#### Record excerpts ####

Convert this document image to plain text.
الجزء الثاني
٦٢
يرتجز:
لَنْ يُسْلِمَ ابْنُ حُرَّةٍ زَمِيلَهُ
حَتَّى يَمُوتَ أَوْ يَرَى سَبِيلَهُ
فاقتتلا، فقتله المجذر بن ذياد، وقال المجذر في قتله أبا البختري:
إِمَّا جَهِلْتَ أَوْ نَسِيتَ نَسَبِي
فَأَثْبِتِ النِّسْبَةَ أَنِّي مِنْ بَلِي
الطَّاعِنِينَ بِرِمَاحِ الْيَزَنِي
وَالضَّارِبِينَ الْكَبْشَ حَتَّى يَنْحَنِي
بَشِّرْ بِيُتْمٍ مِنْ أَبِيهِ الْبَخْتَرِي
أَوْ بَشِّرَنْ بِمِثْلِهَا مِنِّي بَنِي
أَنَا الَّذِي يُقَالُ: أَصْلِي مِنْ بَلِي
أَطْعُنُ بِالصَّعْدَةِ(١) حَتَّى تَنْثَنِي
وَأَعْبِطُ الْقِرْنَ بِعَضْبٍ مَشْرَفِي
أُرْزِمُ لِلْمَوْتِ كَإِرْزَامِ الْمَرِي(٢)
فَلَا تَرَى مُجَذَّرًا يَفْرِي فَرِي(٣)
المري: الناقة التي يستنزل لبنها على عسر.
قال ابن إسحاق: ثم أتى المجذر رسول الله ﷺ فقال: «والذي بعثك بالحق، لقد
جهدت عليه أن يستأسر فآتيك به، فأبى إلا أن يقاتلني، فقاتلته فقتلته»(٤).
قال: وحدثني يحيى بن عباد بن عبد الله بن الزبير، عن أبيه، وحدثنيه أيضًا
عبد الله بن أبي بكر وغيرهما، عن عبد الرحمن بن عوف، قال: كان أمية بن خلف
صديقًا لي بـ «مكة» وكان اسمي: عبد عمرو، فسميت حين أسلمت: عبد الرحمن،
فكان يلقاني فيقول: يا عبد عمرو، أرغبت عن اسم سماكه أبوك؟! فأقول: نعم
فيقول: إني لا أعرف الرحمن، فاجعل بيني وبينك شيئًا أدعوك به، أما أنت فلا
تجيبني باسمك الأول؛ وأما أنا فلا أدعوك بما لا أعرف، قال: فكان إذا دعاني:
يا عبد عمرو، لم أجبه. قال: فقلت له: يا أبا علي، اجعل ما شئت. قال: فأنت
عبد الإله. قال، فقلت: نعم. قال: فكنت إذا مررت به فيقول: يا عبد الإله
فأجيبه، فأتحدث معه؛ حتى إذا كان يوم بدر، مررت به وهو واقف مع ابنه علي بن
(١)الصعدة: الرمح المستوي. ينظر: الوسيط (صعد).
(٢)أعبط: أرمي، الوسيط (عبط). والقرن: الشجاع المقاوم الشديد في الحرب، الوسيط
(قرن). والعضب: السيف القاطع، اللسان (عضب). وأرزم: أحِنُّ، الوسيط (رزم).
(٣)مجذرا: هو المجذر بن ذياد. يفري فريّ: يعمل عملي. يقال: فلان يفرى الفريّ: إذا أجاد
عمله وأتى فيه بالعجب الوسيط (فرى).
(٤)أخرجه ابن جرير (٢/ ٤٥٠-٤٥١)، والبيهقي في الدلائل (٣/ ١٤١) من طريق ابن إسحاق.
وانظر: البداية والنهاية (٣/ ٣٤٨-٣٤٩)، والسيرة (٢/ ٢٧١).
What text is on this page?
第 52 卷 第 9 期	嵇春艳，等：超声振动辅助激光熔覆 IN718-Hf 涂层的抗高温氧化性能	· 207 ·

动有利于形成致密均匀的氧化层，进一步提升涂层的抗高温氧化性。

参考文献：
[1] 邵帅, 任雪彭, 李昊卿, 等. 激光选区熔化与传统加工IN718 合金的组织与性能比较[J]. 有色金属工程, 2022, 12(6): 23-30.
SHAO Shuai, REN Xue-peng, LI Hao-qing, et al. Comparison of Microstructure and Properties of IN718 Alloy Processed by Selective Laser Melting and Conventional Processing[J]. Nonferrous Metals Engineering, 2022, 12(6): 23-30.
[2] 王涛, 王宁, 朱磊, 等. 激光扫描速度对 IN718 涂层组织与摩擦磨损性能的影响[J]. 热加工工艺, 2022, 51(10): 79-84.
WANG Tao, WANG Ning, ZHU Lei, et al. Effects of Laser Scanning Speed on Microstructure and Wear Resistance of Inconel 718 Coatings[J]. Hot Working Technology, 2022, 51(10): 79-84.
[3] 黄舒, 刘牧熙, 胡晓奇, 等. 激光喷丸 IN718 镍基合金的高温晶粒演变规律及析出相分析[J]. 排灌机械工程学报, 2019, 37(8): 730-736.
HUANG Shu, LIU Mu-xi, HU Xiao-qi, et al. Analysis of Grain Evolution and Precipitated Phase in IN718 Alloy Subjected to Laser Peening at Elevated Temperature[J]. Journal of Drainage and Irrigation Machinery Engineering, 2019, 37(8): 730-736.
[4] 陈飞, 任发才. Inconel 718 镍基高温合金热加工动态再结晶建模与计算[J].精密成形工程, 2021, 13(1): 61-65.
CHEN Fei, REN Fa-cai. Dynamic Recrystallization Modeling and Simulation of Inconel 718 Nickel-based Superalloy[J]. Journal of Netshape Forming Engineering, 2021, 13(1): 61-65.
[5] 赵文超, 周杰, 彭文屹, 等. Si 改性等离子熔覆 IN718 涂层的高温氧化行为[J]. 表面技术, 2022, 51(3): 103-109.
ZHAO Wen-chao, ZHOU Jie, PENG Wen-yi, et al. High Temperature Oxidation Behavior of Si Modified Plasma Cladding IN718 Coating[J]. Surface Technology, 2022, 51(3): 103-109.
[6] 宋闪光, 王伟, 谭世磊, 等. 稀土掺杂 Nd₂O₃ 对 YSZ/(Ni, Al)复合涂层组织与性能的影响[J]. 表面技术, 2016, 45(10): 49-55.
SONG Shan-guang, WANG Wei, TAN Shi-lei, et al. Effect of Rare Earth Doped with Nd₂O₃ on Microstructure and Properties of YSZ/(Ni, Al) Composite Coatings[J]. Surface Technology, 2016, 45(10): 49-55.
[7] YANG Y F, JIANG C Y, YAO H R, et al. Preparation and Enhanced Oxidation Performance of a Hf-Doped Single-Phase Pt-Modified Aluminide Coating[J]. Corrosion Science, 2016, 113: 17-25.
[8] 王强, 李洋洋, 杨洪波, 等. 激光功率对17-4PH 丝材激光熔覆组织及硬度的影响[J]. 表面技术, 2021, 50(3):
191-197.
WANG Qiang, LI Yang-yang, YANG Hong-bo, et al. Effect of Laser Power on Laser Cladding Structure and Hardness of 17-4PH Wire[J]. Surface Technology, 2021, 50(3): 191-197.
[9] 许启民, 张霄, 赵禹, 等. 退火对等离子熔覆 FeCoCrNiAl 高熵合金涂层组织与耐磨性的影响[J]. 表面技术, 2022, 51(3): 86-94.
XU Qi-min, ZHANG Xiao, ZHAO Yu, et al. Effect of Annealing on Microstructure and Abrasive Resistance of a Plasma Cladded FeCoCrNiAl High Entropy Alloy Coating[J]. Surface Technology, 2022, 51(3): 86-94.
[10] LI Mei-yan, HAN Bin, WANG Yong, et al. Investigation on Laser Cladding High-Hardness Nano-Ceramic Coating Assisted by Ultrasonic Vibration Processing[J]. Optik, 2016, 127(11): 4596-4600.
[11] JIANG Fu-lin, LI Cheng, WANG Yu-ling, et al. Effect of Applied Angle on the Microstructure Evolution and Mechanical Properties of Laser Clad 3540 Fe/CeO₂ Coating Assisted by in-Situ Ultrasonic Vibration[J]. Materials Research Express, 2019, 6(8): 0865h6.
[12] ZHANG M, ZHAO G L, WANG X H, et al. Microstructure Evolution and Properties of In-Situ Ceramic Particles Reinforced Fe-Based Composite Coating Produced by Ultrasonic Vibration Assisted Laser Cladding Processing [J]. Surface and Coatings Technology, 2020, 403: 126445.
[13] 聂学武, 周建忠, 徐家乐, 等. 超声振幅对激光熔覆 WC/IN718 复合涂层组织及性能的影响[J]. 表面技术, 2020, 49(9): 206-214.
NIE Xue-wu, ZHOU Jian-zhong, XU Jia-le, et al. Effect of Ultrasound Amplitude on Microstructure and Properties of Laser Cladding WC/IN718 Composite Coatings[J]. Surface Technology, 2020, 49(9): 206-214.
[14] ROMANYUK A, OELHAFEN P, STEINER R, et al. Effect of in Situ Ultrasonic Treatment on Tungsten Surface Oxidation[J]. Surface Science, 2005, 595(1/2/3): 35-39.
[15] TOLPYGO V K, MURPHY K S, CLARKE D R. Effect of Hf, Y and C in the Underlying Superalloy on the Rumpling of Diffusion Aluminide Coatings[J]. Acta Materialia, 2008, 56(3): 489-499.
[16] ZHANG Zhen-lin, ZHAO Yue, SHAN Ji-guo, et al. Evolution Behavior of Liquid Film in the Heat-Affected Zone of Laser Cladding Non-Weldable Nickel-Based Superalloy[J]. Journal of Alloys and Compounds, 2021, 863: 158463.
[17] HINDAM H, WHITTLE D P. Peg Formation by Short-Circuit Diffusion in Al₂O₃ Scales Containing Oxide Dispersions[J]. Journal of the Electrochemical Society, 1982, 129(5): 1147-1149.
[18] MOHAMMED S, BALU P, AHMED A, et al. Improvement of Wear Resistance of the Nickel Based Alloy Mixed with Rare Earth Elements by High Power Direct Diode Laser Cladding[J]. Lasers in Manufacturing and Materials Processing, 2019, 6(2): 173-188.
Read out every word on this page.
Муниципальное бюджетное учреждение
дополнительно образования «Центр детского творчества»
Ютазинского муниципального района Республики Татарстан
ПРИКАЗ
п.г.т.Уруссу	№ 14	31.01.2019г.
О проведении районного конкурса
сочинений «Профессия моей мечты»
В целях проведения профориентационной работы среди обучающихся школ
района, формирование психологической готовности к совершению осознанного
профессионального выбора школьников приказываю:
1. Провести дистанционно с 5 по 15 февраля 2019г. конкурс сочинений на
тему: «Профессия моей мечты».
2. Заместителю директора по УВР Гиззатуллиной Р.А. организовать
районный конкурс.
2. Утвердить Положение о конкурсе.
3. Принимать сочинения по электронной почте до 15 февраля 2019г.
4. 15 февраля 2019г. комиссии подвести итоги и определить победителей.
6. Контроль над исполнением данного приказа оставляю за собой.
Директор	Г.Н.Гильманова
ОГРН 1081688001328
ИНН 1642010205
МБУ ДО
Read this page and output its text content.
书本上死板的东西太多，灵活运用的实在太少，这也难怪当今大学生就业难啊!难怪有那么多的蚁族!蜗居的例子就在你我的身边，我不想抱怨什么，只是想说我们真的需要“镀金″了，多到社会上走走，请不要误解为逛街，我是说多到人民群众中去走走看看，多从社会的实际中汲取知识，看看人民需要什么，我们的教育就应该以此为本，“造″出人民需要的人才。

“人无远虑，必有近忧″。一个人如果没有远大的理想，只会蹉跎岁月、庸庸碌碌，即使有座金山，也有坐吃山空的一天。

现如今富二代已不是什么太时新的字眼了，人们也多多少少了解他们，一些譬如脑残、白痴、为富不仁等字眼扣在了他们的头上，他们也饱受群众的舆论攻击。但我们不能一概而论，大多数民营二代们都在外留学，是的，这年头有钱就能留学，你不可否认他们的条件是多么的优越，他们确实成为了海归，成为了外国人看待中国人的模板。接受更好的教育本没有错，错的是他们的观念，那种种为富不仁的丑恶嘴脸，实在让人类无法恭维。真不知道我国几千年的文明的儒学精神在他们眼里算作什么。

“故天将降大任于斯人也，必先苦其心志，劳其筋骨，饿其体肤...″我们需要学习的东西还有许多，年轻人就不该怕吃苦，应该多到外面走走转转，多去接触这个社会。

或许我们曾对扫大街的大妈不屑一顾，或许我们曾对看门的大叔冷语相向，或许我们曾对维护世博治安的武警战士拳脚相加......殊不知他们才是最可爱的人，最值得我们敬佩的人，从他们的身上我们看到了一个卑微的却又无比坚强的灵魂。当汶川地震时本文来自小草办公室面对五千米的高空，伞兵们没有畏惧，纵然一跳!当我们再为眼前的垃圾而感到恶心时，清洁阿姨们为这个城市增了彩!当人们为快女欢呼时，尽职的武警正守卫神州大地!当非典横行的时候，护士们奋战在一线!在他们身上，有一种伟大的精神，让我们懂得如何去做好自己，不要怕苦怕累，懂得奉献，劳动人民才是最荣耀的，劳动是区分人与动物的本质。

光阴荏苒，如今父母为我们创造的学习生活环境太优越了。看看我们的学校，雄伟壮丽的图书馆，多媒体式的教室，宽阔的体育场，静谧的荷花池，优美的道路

####

Locate the word "мечты" in the records and collect each line it appears in.

### Exercise result:
сочинений «Профессия моей мечты»
тему: «Профессия моей мечты».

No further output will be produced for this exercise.